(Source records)
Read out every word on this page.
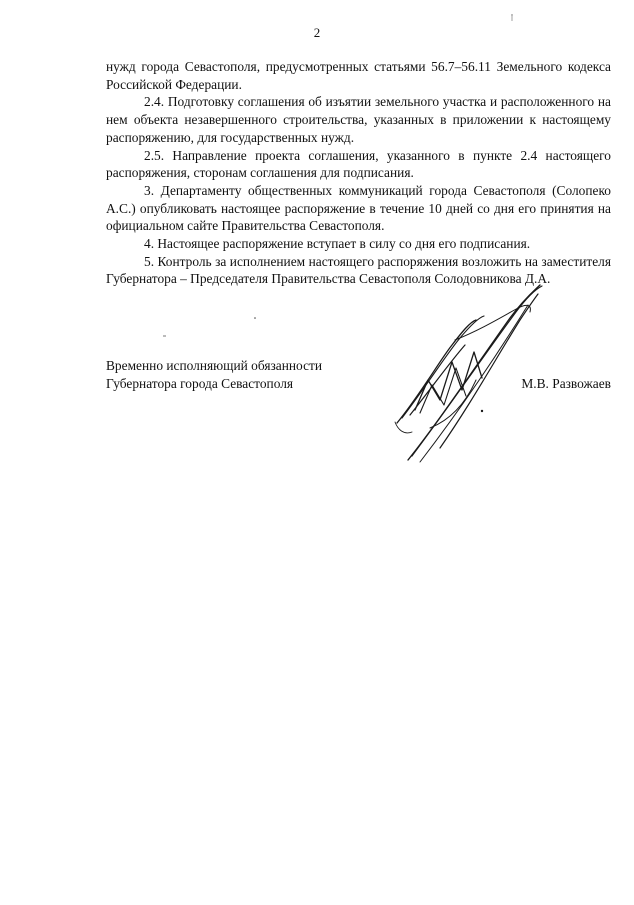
2

нужд города Севастополя, предусмотренных статьями 56.7–56.11 Земельного кодекса Российской Федерации.

2.4. Подготовку соглашения об изъятии земельного участка и расположенного на нем объекта незавершенного строительства, указанных в приложении к настоящему распоряжению, для государственных нужд.

2.5. Направление проекта соглашения, указанного в пункте 2.4 настоящего распоряжения, сторонам соглашения для подписания.

3. Департаменту общественных коммуникаций города Севастополя (Солопеко А.С.) опубликовать настоящее распоряжение в течение 10 дней со дня его принятия на официальном сайте Правительства Севастополя.

4. Настоящее распоряжение вступает в силу со дня его подписания.

5. Контроль за исполнением настоящего распоряжения возложить на заместителя Губернатора – Председателя Правительства Севастополя Солодовникова Д.А.

Временно исполняющий обязанности
Губернатора города Севастополя	М.В. Развожаев
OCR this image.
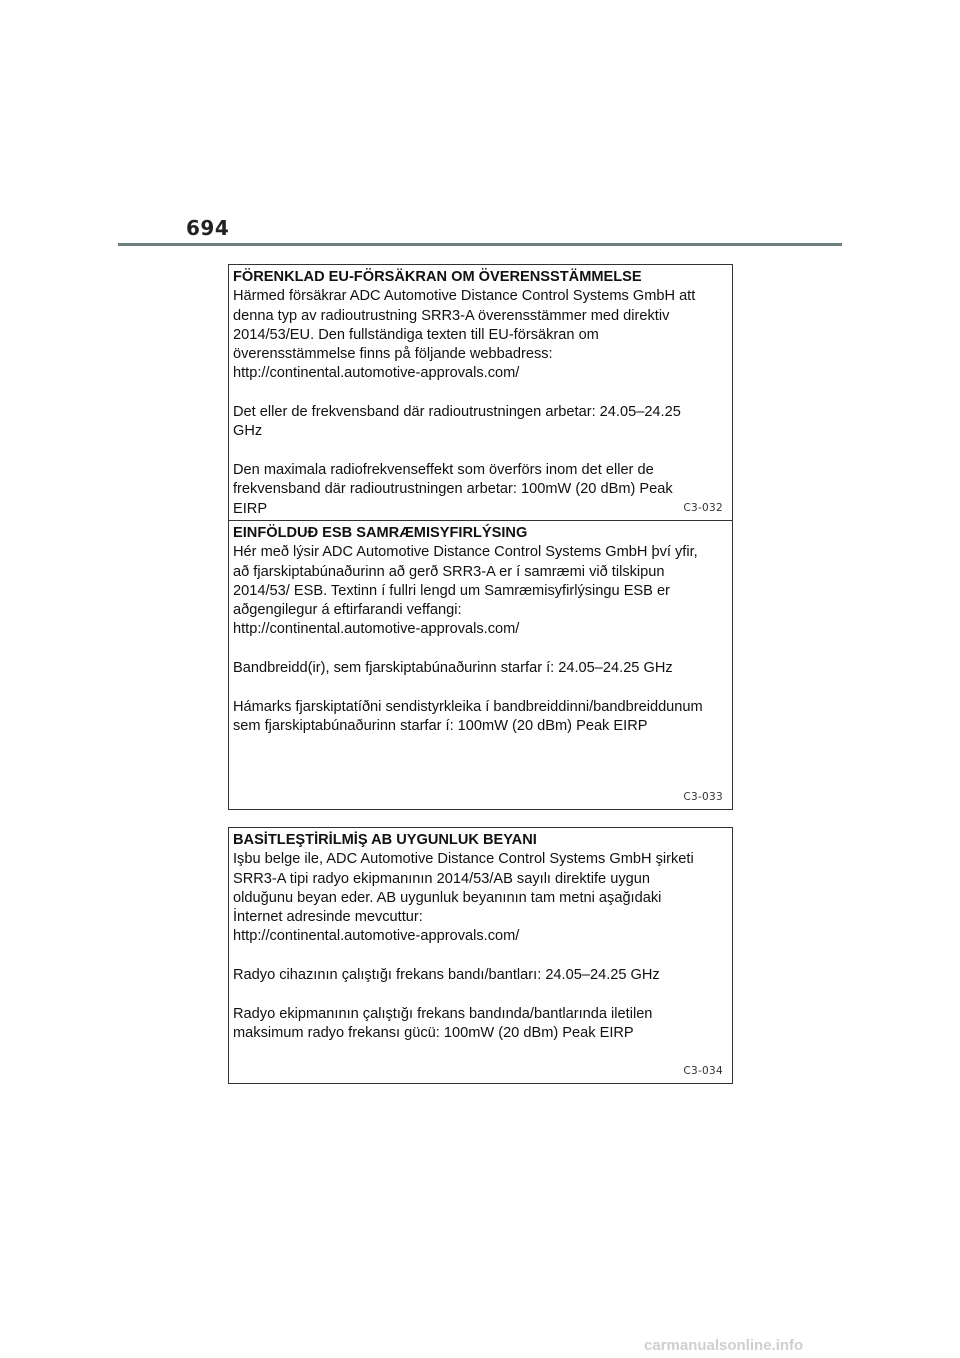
694
FÖRENKLAD EU-FÖRSÄKRAN OM ÖVERENSSTÄMMELSE
Härmed försäkrar ADC Automotive Distance Control Systems GmbH att
denna typ av radioutrustning SRR3-A överensstämmer med direktiv
2014/53/EU. Den fullständiga texten till EU-försäkran om
överensstämmelse finns på följande webbadress:
http://continental.automotive-approvals.com/
Det eller de frekvensband där radioutrustningen arbetar: 24.05–24.25
GHz
Den maximala radiofrekvenseffekt som överförs inom det eller de
frekvensband där radioutrustningen arbetar: 100mW (20 dBm) Peak
EIRP	C3-032
EINFÖLDUÐ ESB SAMRÆMISYFIRLÝSING
Hér með lýsir ADC Automotive Distance Control Systems GmbH því yfir,
að fjarskiptabúnaðurinn að gerð SRR3-A er í samræmi við tilskipun
2014/53/ ESB. Textinn í fullri lengd um Samræmisyfirlýsingu ESB er
aðgengilegur á eftirfarandi veffangi:
http://continental.automotive-approvals.com/
Bandbreidd(ir), sem fjarskiptabúnaðurinn starfar í: 24.05–24.25 GHz
Hámarks fjarskiptatíðni sendistyrkleika í bandbreiddinni/bandbreiddunum
sem fjarskiptabúnaðurinn starfar í: 100mW (20 dBm) Peak EIRP
C3-033
BASİTLEŞTİRİLMİŞ AB UYGUNLUK BEYANI
Işbu belge ile, ADC Automotive Distance Control Systems GmbH şirketi
SRR3-A tipi radyo ekipmanının 2014/53/AB sayılı direktife uygun
olduğunu beyan eder. AB uygunluk beyanının tam metni aşağıdaki
İnternet adresinde mevcuttur:
http://continental.automotive-approvals.com/
Radyo cihazının çalıştığı frekans bandı/bantları: 24.05–24.25 GHz
Radyo ekipmanının çalıştığı frekans bandında/bantlarında iletilen
maksimum radyo frekansı gücü: 100mW (20 dBm) Peak EIRP
C3-034
carmanualsonline.info
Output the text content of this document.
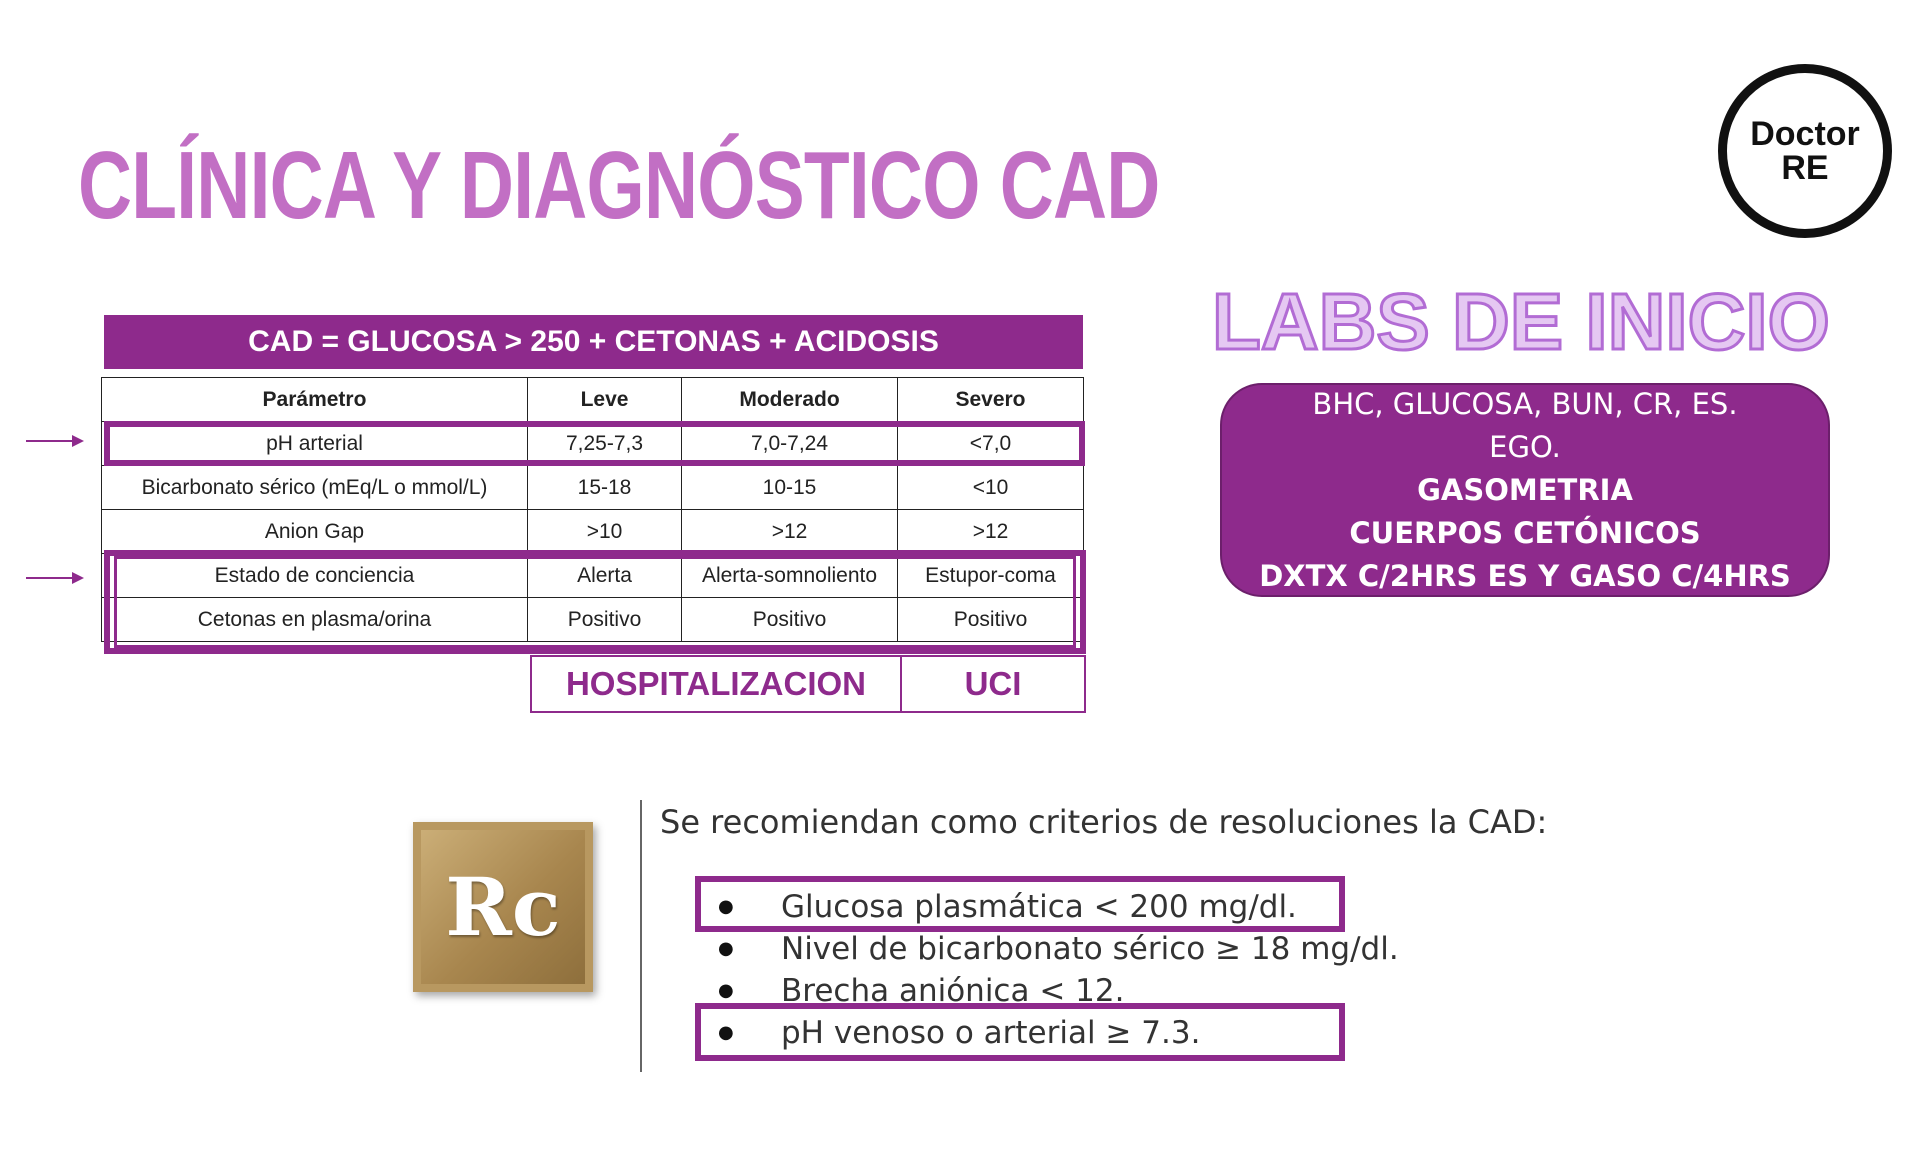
CLÍNICA Y DIAGNÓSTICO CAD	Doctor
RE
CAD = GLUCOSA > 250 + CETONAS + ACIDOSIS
Parámetro	Leve	Moderado	Severo
pH arterial	7,25-7,3	7,0-7,24	<7,0
Bicarbonato sérico (mEq/L o mmol/L)	15-18	10-15	<10
Anion Gap	>10	>12	>12
Estado de conciencia	Alerta	Alerta-somnoliento	Estupor-coma
Cetonas en plasma/orina	Positivo	Positivo	Positivo
HOSPITALIZACION	UCI
LABS DE INICIO
BHC, GLUCOSA, BUN, CR, ES.
EGO.
GASOMETRIA
CUERPOS CETÓNICOS
DXTX C/2HRS ES Y GASO C/4HRS
Rc

Se recomiendan como criterios de resoluciones la CAD:

● Glucosa plasmática < 200 mg/dl.
● Nivel de bicarbonato sérico ≥ 18 mg/dl.
● Brecha aniónica < 12.
● pH venoso o arterial ≥ 7.3.
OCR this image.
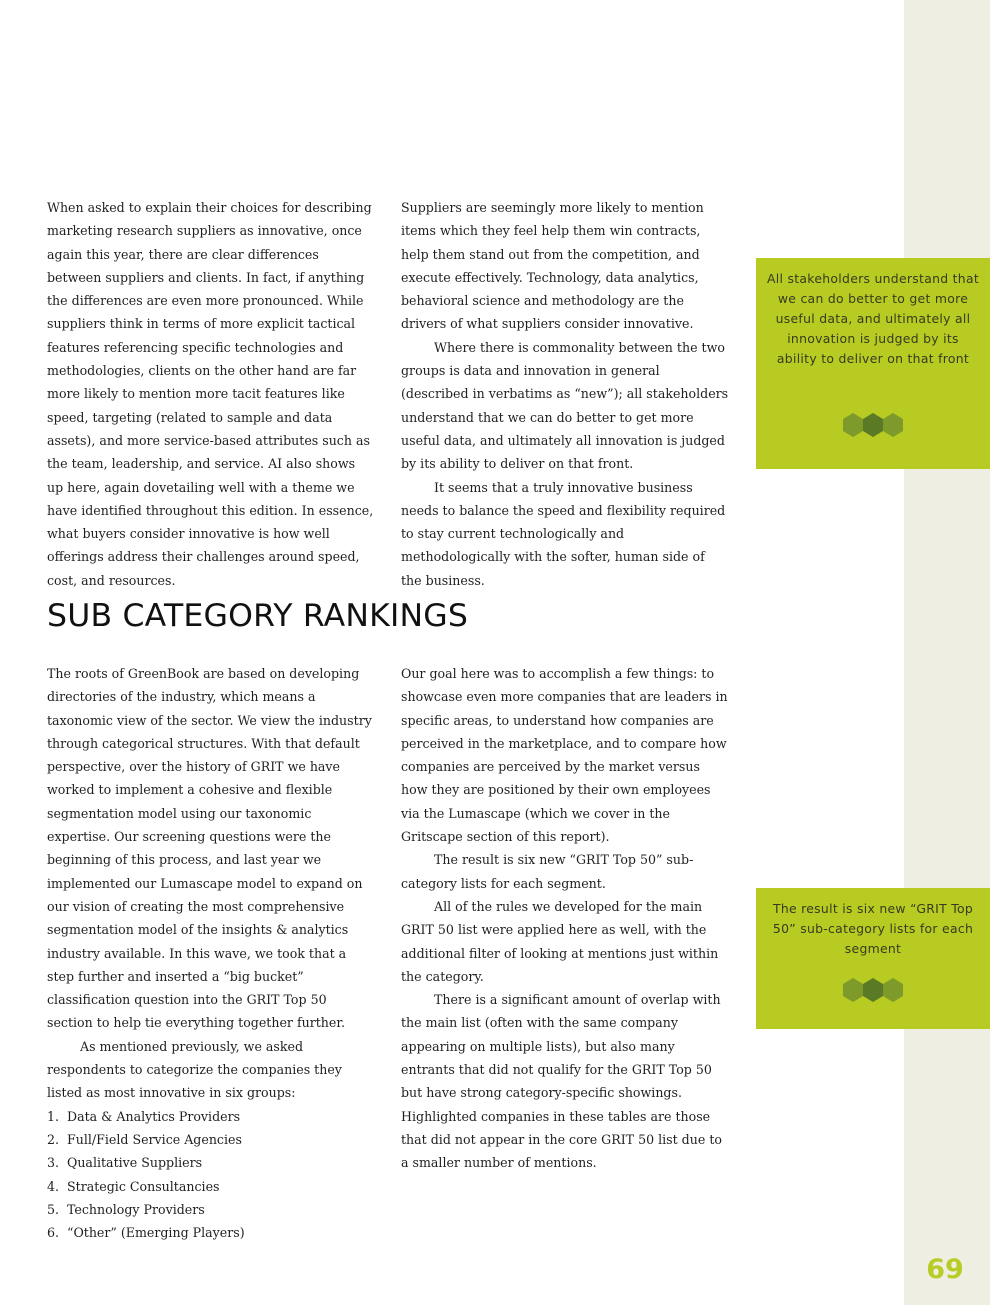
When asked to explain their choices for describing marketing research suppliers as innovative, once again this year, there are clear differences between suppliers and clients. In fact, if anything the differences are even more pronounced. While suppliers think in terms of more explicit tactical features referencing specific technologies and methodologies, clients on the other hand are far more likely to mention more tacit features like speed, targeting (related to sample and data assets), and more service-based attributes such as the team, leadership, and service. AI also shows up here, again dovetailing well with a theme we have identified throughout this edition. In essence, what buyers consider innovative is how well offerings address their challenges around speed, cost, and resources.

Suppliers are seemingly more likely to mention items which they feel help them win contracts, help them stand out from the competition, and execute effectively. Technology, data analytics, behavioral science and methodology are the drivers of what suppliers consider innovative.

Where there is commonality between the two groups is data and innovation in general (described in verbatims as “new”); all stakeholders understand that we can do better to get more useful data, and ultimately all innovation is judged by its ability to deliver on that front.

It seems that a truly innovative business needs to balance the speed and flexibility required to stay current technologically and methodologically with the softer, human side of the business.

SUB CATEGORY RANKINGS

The roots of GreenBook are based on developing directories of the industry, which means a taxonomic view of the sector. We view the industry through categorical structures. With that default perspective, over the history of GRIT we have worked to implement a cohesive and flexible segmentation model using our taxonomic expertise. Our screening questions were the beginning of this process, and last year we implemented our Lumascape model to expand on our vision of creating the most comprehensive segmentation model of the insights & analytics industry available. In this wave, we took that a step further and inserted a “big bucket” classification question into the GRIT Top 50 section to help tie everything together further.

As mentioned previously, we asked respondents to categorize the companies they listed as most innovative in six groups:

1. Data & Analytics Providers
2. Full/Field Service Agencies
3. Qualitative Suppliers
4. Strategic Consultancies
5. Technology Providers
6. “Other” (Emerging Players)

Our goal here was to accomplish a few things: to showcase even more companies that are leaders in specific areas, to understand how companies are perceived in the marketplace, and to compare how companies are perceived by the market versus how they are positioned by their own employees via the Lumascape (which we cover in the Gritscape section of this report).

The result is six new “GRIT Top 50” sub-category lists for each segment.

All of the rules we developed for the main GRIT 50 list were applied here as well, with the additional filter of looking at mentions just within the category.

There is a significant amount of overlap with the main list (often with the same company appearing on multiple lists), but also many entrants that did not qualify for the GRIT Top 50 but have strong category-specific showings. Highlighted companies in these tables are those that did not appear in the core GRIT 50 list due to a smaller number of mentions.

All stakeholders understand that we can do better to get more useful data, and ultimately all innovation is judged by its ability to deliver on that front

The result is six new “GRIT Top 50” sub-category lists for each segment

69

→ **SET PROBLEM**
Working from the listing above, pick out every line that has "çalıştığı" and copy it.

→ **ANSWER TO THE TASK**
Radyo cihazının çalıştığı frekans bandı/bantları: 24.05–24.25 GHz
Radyo ekipmanının çalıştığı frekans bandında/bantlarında iletilen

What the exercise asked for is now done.